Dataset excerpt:
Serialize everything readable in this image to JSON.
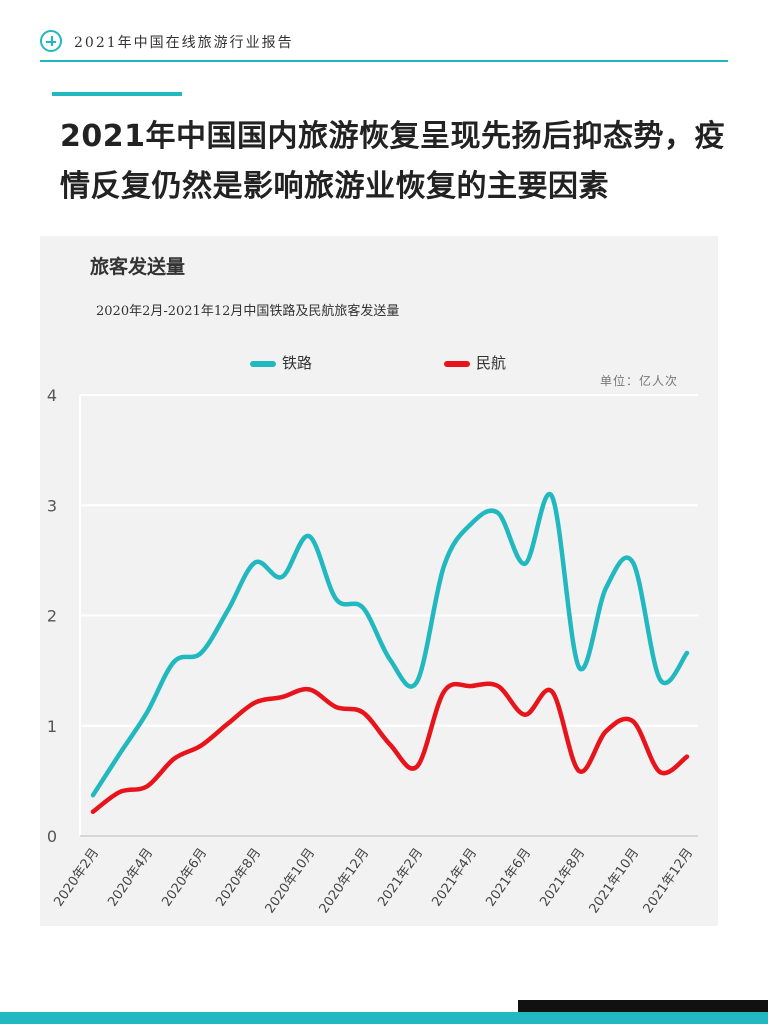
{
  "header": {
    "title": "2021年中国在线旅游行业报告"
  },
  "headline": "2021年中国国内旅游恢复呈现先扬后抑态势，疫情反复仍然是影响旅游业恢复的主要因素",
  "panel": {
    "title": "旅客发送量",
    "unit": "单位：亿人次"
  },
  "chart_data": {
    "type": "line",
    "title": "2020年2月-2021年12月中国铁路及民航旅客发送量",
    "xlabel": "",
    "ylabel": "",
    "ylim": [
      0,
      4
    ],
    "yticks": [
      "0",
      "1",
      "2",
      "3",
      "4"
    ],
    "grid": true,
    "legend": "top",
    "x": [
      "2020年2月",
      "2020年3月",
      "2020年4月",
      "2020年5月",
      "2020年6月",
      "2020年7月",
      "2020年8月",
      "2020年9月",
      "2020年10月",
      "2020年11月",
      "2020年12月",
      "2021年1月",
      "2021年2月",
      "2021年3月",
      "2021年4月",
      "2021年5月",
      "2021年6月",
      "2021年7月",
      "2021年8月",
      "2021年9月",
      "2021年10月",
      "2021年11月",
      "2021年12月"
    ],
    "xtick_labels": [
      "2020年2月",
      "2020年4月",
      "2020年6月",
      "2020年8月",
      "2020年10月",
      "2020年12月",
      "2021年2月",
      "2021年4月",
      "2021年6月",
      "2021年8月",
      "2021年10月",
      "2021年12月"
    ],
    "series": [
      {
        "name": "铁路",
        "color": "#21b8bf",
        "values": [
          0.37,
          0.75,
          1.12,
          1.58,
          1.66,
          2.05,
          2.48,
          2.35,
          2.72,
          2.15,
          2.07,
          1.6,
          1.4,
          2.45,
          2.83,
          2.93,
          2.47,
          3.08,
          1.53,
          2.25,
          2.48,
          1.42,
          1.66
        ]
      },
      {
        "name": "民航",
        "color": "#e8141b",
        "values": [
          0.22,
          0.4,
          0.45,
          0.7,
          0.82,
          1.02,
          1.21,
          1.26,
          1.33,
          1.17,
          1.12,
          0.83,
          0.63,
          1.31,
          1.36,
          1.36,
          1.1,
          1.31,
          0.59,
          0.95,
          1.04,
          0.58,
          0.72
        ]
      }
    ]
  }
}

YOUR GOAL: From the data above, show each line that contains "title".

TASK ANSWER:
    "title": "2021年中国在线旅游行业报告"
    "title": "旅客发送量",
    "title": "2020年2月-2021年12月中国铁路及民航旅客发送量",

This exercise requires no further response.